-- start of Selected extract --

Tin Gherdanarra
2006-08-08 14:00:07 UTC
Dear c.t.s.,
I have inherited a large SGML repository with
bogus tagging, i.e. tagging that does not fit
the DTD. It would be easy to fix the wrong
tagging in the SGML, but the management is a
little nervous about changing the data. They want
me to fix the DTD. I'm sceptical whether this is
possible at all. The problem is the declaration
and usage of two tags, <OL> and <P>.
These tags have basically the same semantics
as in HTML, what misled some people into
thinking that they can use these tags in
their SGML just as in SGML.
The declaration for these tags looks like
this.
Here is the one for the paragraph element:
<!ELEMENT p - o (%ptext;)+ -->
A <P> does not require a </P>.
<!ELEMENT ol - - (li)+ -->
A n <OL> does not require a </OL>.
This means that
<OL>
<LI>
textextext
<LI>
textextext
<LI>
textextext
is perfectly legal, and so is
<P>
whatever
<P>
whatever
Either tag can occur within a superordinate
tag, let's call it <FOO>, the declaration
looks like this:
<!ELEMENT foo - - (ol|sl)+ +(h|p) -->
Consequently, we can put a <P> or an <OL>
into <FOO>. However, we can't put an <OL>
into a <P>:
<FOO>
<P> <!-- *** BOGUS *** -->
<OL>
<LI>
textext
My first thought was to include
<OL>
in the declaration for
<!ELEMENT p...

-- end of Selected extract --

• _Exercise task a_
The forum post says the wrong tagging would be easy to fix in the SGML. Why is the writer being asked to fix the DTD instead?

-- start of Extracted entries --

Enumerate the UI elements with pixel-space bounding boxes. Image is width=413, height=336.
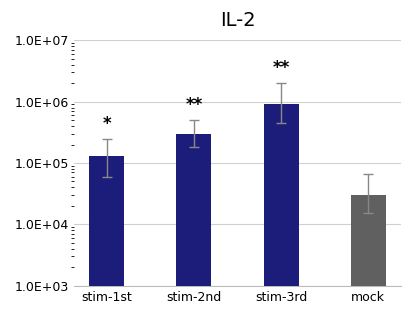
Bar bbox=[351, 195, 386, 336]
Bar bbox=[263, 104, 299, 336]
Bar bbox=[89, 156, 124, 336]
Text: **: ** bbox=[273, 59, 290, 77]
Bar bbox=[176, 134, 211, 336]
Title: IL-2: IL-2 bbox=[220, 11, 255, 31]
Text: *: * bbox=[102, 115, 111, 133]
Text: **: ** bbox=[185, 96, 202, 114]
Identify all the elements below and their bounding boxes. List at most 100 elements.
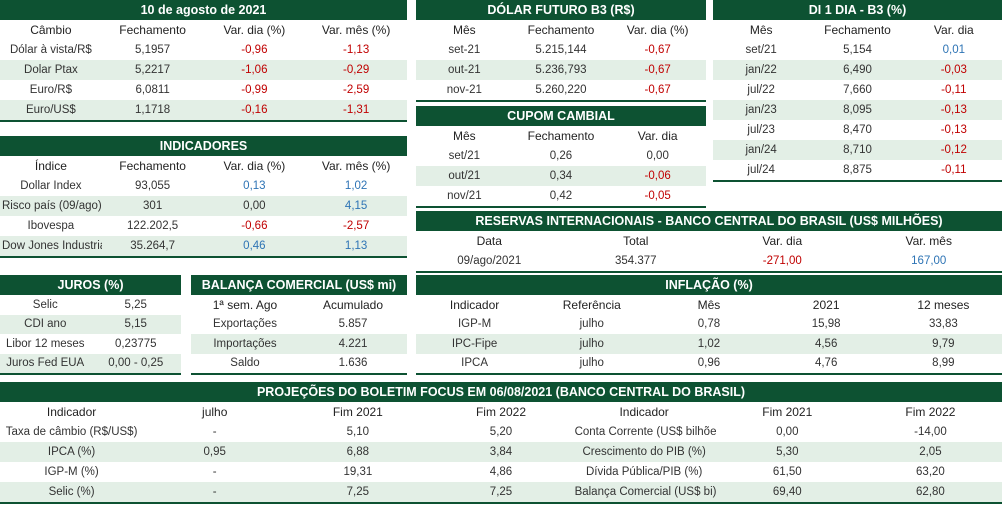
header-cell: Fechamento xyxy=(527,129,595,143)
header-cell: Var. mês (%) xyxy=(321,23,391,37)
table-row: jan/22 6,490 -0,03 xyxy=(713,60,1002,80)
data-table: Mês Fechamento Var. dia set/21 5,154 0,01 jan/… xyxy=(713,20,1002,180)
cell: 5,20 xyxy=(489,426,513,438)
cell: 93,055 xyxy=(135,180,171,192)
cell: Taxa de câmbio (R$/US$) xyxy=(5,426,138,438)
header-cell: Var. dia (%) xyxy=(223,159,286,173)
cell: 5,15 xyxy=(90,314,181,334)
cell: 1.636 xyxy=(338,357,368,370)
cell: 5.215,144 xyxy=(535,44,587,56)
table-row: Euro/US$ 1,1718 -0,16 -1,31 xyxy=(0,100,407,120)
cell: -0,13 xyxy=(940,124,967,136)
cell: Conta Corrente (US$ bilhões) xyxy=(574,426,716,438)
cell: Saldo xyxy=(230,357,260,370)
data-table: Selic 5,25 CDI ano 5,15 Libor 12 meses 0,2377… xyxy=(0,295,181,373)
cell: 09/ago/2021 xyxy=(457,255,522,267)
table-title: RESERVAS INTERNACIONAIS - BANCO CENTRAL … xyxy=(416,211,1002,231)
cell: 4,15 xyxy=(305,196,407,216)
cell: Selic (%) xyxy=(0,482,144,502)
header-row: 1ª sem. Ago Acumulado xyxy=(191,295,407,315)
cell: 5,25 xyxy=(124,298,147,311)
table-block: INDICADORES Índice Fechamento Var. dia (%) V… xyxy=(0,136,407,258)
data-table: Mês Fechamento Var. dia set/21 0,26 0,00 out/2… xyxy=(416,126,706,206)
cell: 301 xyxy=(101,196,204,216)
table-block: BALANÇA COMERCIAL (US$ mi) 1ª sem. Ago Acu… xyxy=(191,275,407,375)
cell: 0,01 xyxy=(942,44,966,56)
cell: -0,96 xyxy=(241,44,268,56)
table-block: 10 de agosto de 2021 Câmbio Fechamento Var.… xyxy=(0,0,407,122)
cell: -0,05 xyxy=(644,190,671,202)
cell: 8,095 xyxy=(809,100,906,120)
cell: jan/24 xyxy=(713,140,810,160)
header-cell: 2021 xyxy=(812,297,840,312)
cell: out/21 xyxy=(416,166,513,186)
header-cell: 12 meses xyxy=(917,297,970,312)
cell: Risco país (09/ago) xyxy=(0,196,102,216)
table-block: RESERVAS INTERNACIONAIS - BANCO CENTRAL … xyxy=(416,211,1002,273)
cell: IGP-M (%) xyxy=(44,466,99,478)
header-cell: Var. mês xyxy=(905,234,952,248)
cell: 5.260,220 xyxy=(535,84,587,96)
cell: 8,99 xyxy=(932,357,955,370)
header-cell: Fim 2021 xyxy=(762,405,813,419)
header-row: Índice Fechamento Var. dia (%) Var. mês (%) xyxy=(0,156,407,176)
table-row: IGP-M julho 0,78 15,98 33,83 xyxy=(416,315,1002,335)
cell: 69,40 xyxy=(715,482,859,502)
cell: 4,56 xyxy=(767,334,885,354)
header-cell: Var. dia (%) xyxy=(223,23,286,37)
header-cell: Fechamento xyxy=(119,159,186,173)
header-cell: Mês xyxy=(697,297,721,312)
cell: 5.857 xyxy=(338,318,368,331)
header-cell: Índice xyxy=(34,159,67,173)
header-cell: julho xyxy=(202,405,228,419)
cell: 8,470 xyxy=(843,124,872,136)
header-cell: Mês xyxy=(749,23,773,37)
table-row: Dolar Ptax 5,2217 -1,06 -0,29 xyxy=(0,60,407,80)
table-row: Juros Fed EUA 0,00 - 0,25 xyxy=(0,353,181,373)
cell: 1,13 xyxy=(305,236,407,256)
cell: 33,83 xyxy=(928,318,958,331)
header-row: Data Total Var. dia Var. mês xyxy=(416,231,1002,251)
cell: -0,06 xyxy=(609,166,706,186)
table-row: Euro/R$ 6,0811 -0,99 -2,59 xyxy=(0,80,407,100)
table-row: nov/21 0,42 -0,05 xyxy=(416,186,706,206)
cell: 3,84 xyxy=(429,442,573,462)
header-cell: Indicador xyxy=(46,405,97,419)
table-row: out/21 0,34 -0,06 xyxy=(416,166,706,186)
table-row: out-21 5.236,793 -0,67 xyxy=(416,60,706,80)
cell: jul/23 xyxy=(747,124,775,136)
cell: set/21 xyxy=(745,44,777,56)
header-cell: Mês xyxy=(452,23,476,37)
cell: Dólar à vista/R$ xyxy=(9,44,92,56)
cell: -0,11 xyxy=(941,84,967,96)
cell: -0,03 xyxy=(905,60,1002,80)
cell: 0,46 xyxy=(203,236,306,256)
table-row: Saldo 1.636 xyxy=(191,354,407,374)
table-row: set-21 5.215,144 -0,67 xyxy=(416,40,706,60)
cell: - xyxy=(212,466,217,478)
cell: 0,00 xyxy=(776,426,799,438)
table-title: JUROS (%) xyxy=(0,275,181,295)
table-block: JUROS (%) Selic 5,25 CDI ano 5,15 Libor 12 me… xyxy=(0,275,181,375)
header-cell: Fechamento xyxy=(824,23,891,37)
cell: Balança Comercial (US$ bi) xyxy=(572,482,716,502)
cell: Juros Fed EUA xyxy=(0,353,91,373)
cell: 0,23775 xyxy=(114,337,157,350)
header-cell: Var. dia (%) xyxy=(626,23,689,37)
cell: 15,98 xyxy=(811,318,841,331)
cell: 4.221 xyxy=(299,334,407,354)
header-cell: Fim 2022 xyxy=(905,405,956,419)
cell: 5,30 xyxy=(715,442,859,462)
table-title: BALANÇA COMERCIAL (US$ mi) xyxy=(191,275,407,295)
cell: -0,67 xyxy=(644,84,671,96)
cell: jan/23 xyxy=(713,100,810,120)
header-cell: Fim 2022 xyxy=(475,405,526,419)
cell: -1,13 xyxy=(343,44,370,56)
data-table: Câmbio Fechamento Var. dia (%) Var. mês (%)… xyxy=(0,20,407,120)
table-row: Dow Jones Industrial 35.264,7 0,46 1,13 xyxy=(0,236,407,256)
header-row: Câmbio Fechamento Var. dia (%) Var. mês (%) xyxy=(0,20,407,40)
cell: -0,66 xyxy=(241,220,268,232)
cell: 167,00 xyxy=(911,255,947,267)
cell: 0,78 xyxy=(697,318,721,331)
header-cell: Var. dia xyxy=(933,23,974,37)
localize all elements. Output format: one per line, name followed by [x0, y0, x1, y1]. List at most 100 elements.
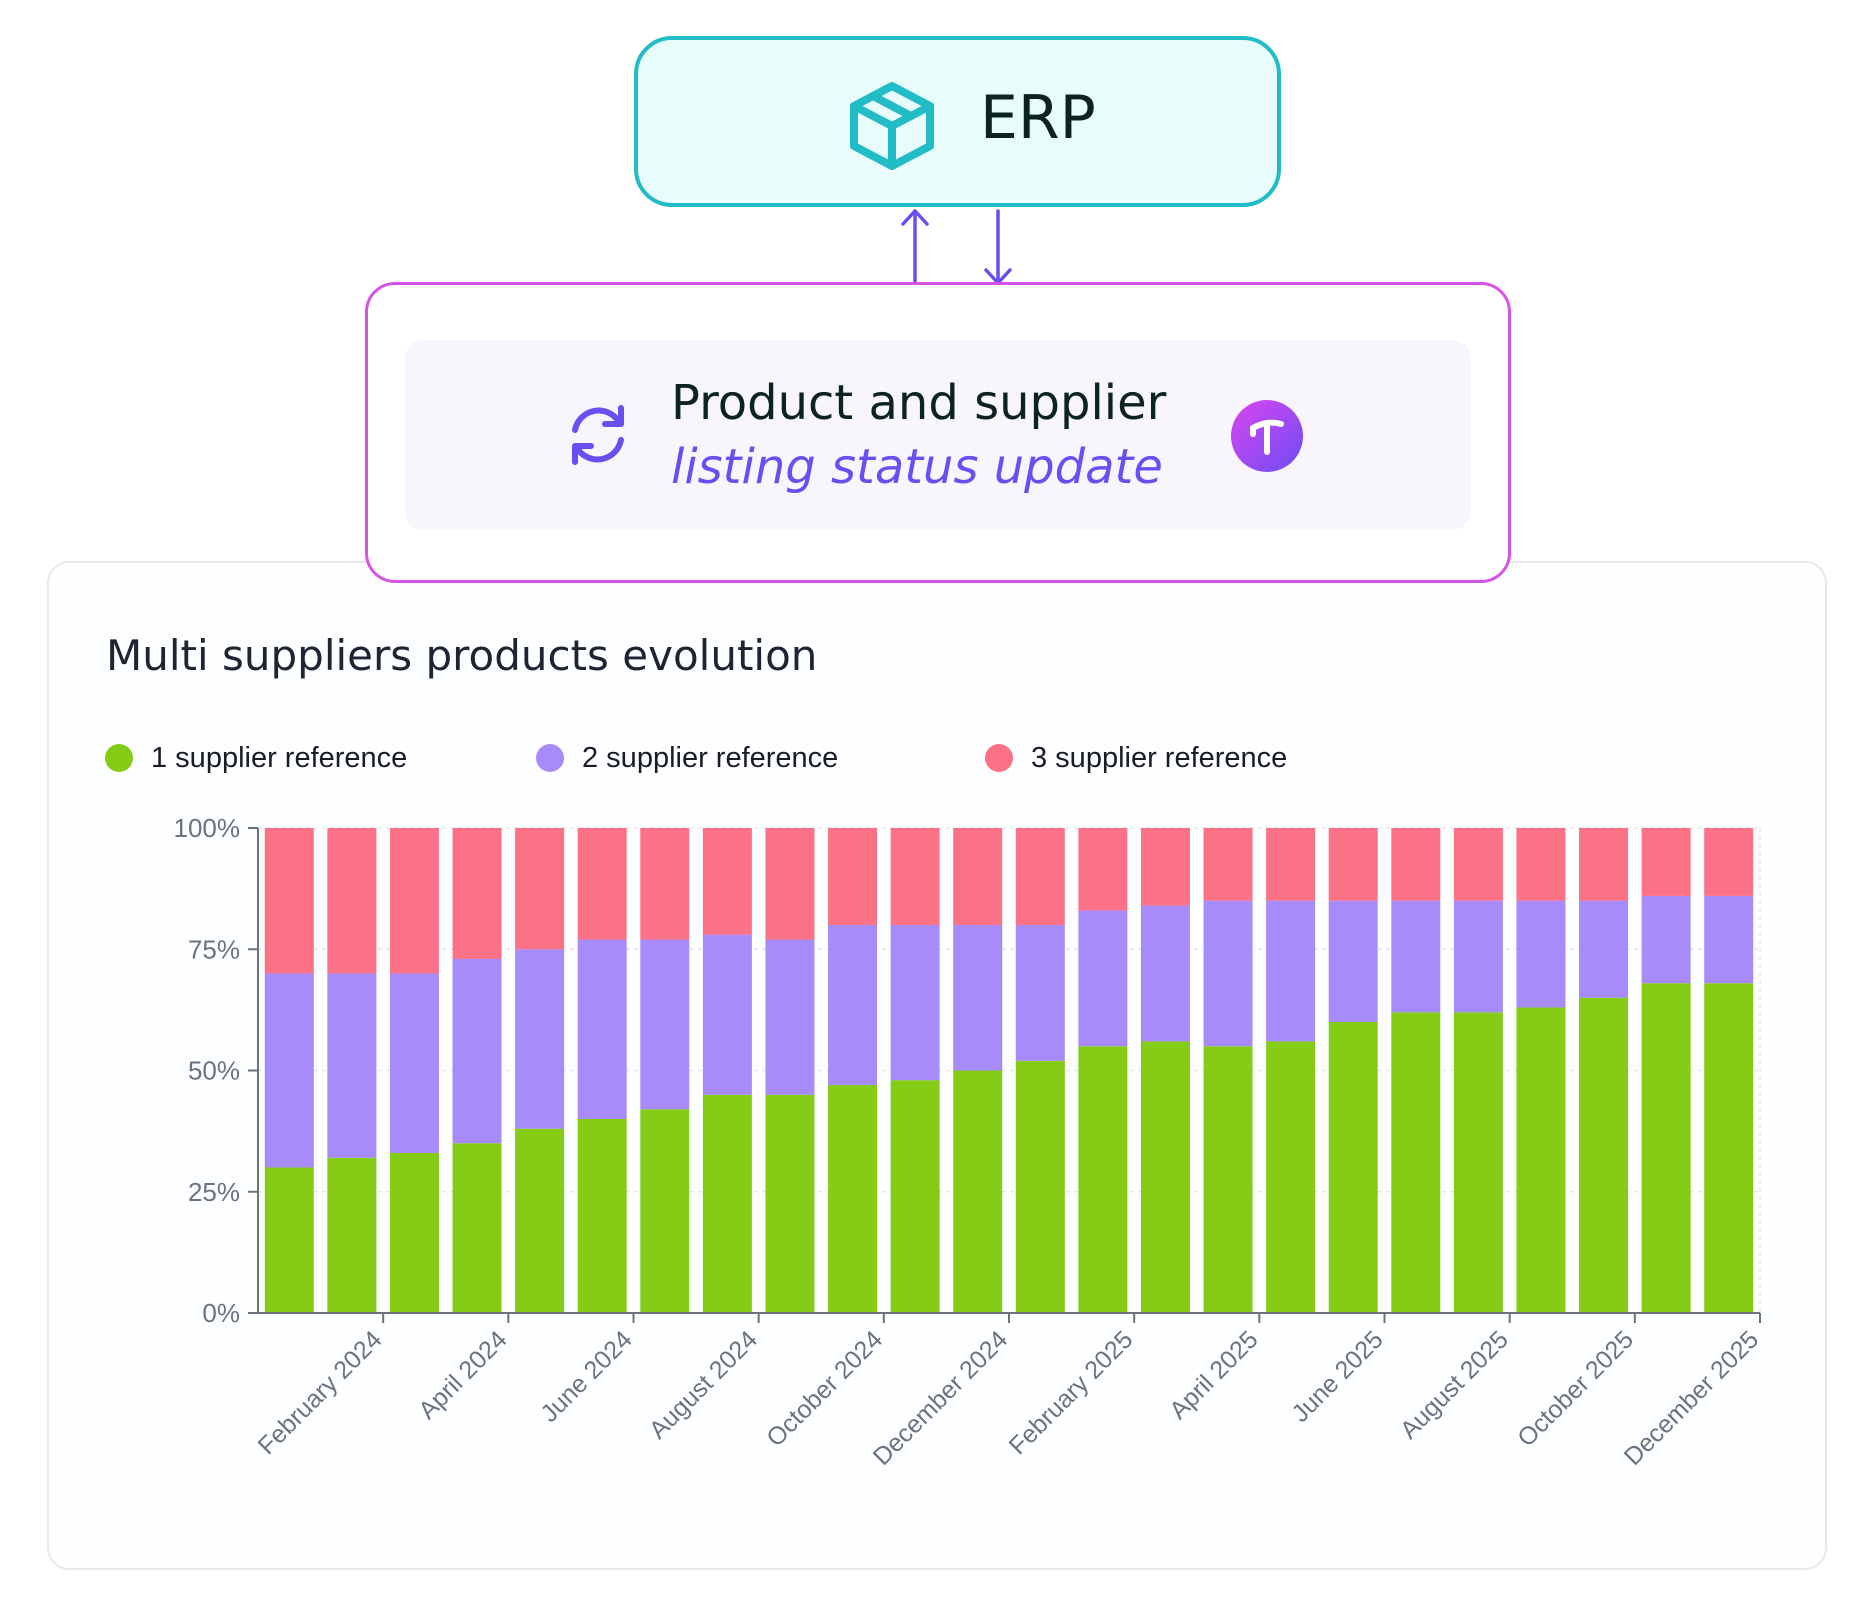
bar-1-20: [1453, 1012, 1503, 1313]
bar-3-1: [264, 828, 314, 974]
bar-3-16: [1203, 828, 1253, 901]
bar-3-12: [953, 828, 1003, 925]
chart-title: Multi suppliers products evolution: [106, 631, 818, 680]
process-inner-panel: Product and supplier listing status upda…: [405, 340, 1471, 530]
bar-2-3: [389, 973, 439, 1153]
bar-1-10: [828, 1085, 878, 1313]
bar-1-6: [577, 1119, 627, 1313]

-- end of Extracted entries --

• _Exercise task b_
In the rows, take the lines from the one holding "bar-1-20: [1453, 1012, 1503, 1313]" through the end of the rows, inclusive. Give them again with "figure-title" put in place of "chart-title" and nothing else altered.

• _Exercise response a_
The management is a little nervous about changing the data. They want the DTD fixed rather than the wrong tagging corrected in the SGML repository.

• _Exercise response b_
bar-1-20: [1453, 1012, 1503, 1313]
bar-3-1: [264, 828, 314, 974]
bar-3-16: [1203, 828, 1253, 901]
bar-3-12: [953, 828, 1003, 925]
figure-title: Multi suppliers products evolution: [106, 631, 818, 680]
process-inner-panel: Product and supplier listing status upda…: [405, 340, 1471, 530]
bar-2-3: [389, 973, 439, 1153]
bar-1-10: [828, 1085, 878, 1313]
bar-1-6: [577, 1119, 627, 1313]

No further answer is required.